> [PROBLEM]: Locate every line in the records below that contains the word "Unavailable", and copy each one.

> [LISTING]:
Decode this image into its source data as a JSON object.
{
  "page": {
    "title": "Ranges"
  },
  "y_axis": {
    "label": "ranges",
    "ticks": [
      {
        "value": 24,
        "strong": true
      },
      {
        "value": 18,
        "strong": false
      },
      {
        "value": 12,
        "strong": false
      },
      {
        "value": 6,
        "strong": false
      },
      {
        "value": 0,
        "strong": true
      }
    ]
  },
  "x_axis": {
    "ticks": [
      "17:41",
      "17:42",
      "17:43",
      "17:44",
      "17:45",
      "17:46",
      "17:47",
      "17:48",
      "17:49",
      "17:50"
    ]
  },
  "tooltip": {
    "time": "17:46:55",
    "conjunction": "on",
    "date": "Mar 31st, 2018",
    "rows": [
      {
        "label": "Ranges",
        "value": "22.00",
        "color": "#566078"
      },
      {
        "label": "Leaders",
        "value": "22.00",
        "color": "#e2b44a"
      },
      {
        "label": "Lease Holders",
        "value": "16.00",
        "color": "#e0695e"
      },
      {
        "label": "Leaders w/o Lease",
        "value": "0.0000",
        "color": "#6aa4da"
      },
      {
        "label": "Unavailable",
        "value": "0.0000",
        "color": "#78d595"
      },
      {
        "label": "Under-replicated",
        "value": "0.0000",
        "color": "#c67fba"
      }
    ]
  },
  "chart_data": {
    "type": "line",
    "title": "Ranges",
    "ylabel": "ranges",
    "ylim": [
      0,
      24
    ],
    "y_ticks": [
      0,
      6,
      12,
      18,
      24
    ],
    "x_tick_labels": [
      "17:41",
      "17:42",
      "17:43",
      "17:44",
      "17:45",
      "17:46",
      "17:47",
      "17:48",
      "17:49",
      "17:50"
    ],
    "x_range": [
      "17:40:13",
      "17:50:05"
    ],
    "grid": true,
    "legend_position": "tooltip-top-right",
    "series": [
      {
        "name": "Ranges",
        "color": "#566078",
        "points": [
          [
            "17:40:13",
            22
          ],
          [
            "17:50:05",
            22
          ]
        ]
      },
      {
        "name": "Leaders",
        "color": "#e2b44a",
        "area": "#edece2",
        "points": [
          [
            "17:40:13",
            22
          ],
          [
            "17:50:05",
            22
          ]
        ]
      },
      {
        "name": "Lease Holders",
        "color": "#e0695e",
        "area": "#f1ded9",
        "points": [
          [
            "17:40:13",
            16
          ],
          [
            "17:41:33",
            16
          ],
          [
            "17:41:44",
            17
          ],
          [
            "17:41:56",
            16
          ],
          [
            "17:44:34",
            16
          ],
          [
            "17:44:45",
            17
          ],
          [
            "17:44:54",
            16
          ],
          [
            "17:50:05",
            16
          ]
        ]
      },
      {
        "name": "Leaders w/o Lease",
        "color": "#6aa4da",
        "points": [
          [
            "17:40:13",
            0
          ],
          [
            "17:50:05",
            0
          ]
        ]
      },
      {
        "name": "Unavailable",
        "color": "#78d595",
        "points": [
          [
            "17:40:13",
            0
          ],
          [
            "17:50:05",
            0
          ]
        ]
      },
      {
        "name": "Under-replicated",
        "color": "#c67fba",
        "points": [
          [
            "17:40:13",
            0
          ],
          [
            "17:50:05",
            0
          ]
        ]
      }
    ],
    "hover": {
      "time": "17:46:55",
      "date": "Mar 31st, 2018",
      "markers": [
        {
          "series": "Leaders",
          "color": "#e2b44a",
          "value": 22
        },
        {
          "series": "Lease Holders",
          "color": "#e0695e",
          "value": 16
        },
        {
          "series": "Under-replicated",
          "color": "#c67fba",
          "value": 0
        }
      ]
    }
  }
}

> [REPLY TO THE TASK]:
        "label": "Unavailable",
        "name": "Unavailable",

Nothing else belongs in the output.